# TO DO
Each entry below should be echoed exactly, with pictures omitted.

[Data entries]
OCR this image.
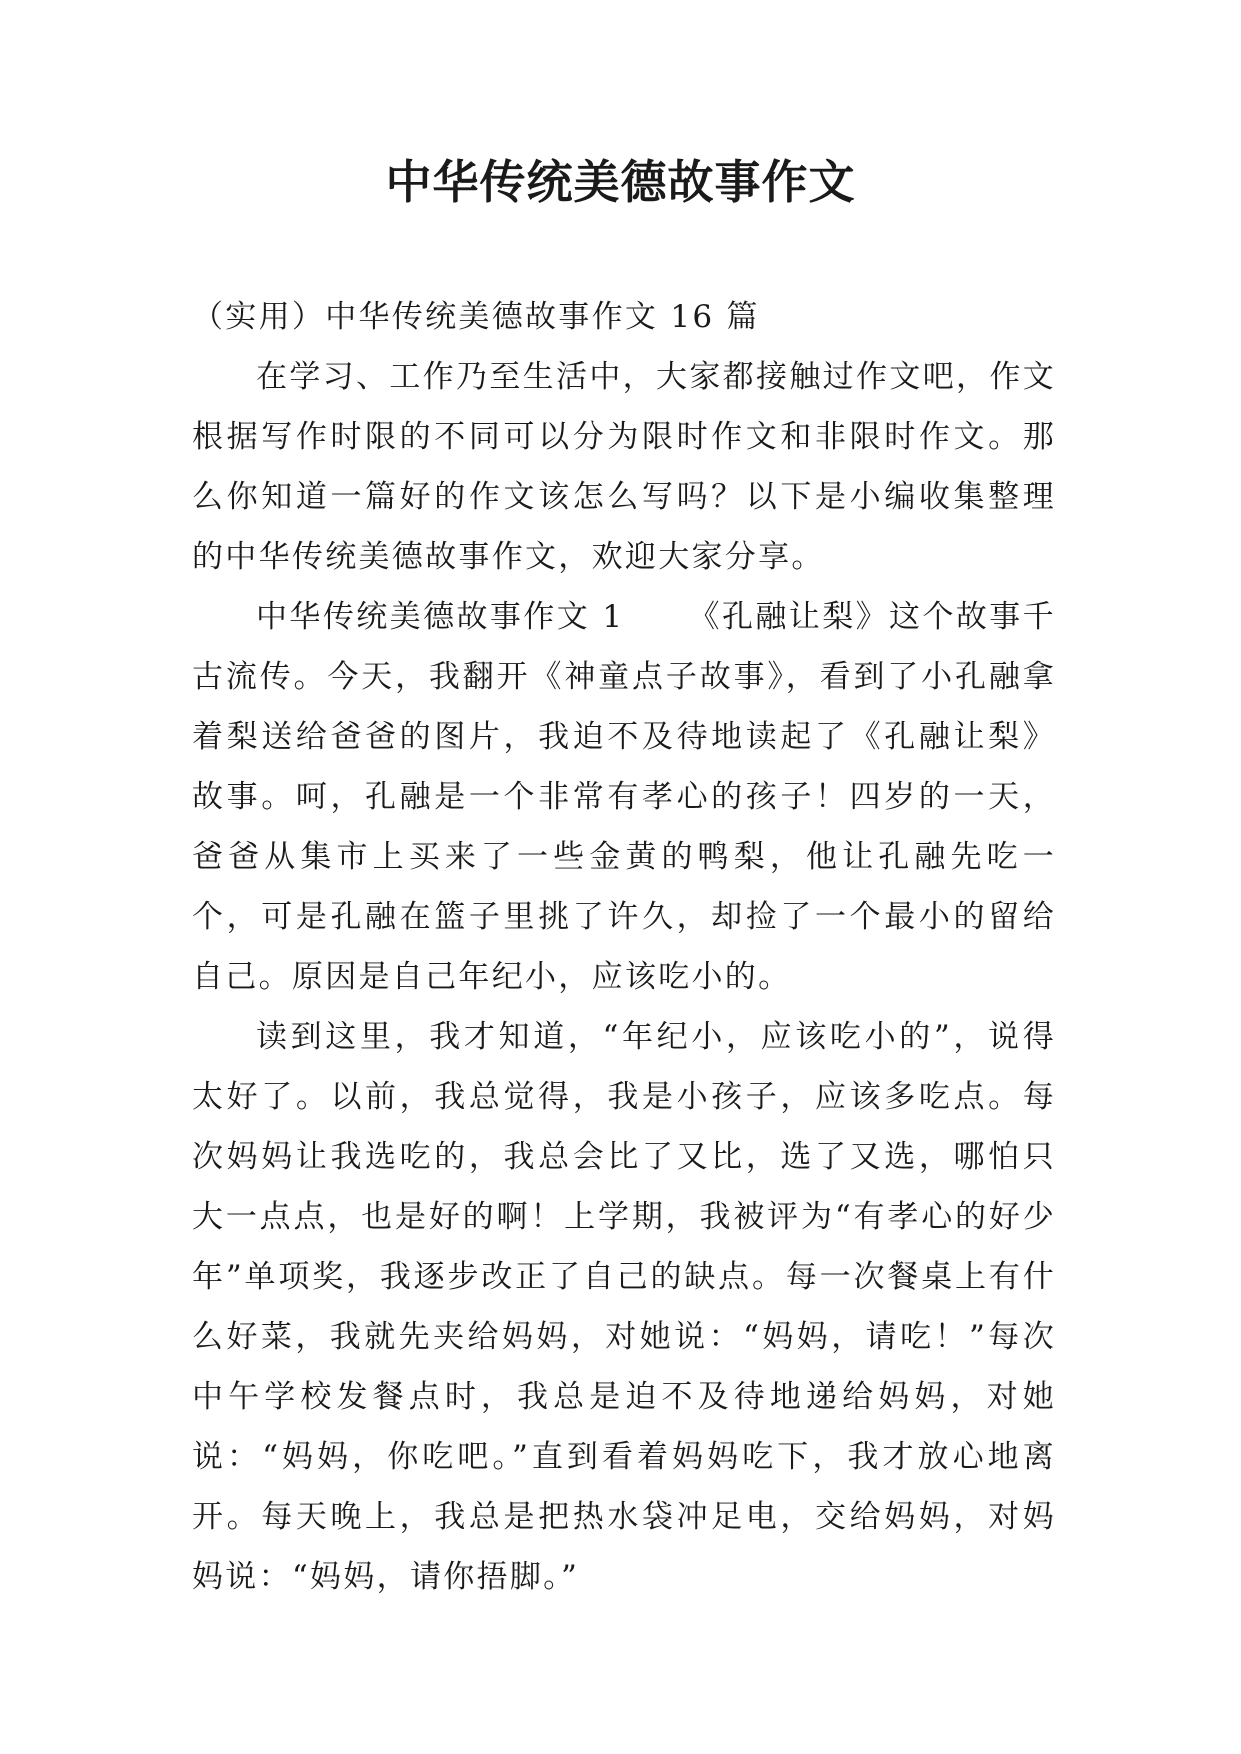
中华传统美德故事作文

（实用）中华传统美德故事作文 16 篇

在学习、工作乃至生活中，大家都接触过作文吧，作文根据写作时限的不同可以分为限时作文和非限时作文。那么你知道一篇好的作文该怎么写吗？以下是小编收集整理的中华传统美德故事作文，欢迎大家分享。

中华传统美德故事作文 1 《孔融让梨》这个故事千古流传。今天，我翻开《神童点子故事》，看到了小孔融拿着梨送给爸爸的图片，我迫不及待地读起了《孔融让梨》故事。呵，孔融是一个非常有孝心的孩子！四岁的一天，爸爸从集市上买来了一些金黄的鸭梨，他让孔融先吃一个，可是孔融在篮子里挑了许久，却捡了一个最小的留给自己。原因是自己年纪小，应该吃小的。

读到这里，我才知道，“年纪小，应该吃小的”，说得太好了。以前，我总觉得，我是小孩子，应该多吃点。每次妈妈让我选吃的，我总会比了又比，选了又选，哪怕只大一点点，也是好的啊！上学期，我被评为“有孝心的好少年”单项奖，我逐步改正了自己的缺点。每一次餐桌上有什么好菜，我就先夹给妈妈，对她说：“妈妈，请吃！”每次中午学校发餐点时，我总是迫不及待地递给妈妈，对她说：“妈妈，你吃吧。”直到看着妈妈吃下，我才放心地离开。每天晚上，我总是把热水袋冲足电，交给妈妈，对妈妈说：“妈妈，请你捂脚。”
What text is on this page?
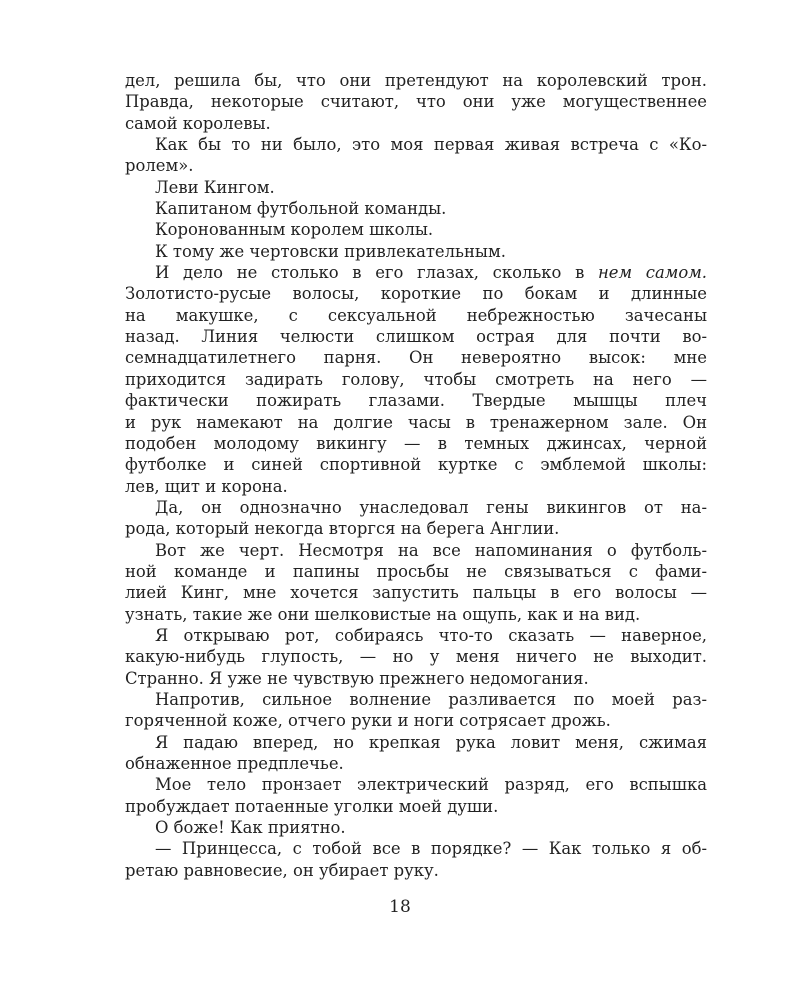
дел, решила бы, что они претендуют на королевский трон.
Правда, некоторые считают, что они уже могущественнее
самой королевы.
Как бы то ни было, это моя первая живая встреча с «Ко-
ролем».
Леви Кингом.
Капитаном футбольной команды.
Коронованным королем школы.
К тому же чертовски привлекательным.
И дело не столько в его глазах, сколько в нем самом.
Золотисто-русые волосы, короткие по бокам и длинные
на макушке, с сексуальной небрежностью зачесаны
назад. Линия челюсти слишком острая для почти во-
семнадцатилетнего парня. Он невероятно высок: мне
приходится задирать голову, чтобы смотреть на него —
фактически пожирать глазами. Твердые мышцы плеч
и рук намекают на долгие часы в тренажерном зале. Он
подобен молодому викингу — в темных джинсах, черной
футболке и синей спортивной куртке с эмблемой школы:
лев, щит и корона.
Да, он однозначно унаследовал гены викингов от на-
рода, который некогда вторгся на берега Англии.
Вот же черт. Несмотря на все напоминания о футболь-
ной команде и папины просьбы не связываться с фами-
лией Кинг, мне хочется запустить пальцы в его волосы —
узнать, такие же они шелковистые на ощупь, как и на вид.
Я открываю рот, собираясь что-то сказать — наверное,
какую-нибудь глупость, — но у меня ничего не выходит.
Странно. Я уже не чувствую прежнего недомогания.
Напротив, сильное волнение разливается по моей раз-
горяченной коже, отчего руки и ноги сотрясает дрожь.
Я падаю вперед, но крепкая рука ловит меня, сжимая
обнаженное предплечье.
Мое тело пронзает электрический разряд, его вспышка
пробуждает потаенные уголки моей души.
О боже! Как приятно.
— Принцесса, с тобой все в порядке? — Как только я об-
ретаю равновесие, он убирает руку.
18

# EXERCISE OUTPUT
OCR this image.
中华传统美德故事作文

（实用）中华传统美德故事作文 16 篇

在学习、工作乃至生活中，大家都接触过作文吧，作文根据写作时限的不同可以分为限时作文和非限时作文。那么你知道一篇好的作文该怎么写吗？以下是小编收集整理的中华传统美德故事作文，欢迎大家分享。

中华传统美德故事作文 1 《孔融让梨》这个故事千古流传。今天，我翻开《神童点子故事》，看到了小孔融拿着梨送给爸爸的图片，我迫不及待地读起了《孔融让梨》故事。呵，孔融是一个非常有孝心的孩子！四岁的一天，爸爸从集市上买来了一些金黄的鸭梨，他让孔融先吃一个，可是孔融在篮子里挑了许久，却捡了一个最小的留给自己。原因是自己年纪小，应该吃小的。

读到这里，我才知道，“年纪小，应该吃小的”，说得太好了。以前，我总觉得，我是小孩子，应该多吃点。每次妈妈让我选吃的，我总会比了又比，选了又选，哪怕只大一点点，也是好的啊！上学期，我被评为“有孝心的好少年”单项奖，我逐步改正了自己的缺点。每一次餐桌上有什么好菜，我就先夹给妈妈，对她说：“妈妈，请吃！”每次中午学校发餐点时，我总是迫不及待地递给妈妈，对她说：“妈妈，你吃吧。”直到看着妈妈吃下，我才放心地离开。每天晚上，我总是把热水袋冲足电，交给妈妈，对妈妈说：“妈妈，请你捂脚。”
What text is on this page?
дел, решила бы, что они претендуют на королевский трон.
Правда, некоторые считают, что они уже могущественнее
самой королевы.
Как бы то ни было, это моя первая живая встреча с «Ко-
ролем».
Леви Кингом.
Капитаном футбольной команды.
Коронованным королем школы.
К тому же чертовски привлекательным.
И дело не столько в его глазах, сколько в нем самом.
Золотисто-русые волосы, короткие по бокам и длинные
на макушке, с сексуальной небрежностью зачесаны
назад. Линия челюсти слишком острая для почти во-
семнадцатилетнего парня. Он невероятно высок: мне
приходится задирать голову, чтобы смотреть на него —
фактически пожирать глазами. Твердые мышцы плеч
и рук намекают на долгие часы в тренажерном зале. Он
подобен молодому викингу — в темных джинсах, черной
футболке и синей спортивной куртке с эмблемой школы:
лев, щит и корона.
Да, он однозначно унаследовал гены викингов от на-
рода, который некогда вторгся на берега Англии.
Вот же черт. Несмотря на все напоминания о футболь-
ной команде и папины просьбы не связываться с фами-
лией Кинг, мне хочется запустить пальцы в его волосы —
узнать, такие же они шелковистые на ощупь, как и на вид.
Я открываю рот, собираясь что-то сказать — наверное,
какую-нибудь глупость, — но у меня ничего не выходит.
Странно. Я уже не чувствую прежнего недомогания.
Напротив, сильное волнение разливается по моей раз-
горяченной коже, отчего руки и ноги сотрясает дрожь.
Я падаю вперед, но крепкая рука ловит меня, сжимая
обнаженное предплечье.
Мое тело пронзает электрический разряд, его вспышка
пробуждает потаенные уголки моей души.
О боже! Как приятно.
— Принцесса, с тобой все в порядке? — Как только я об-
ретаю равновесие, он убирает руку.
18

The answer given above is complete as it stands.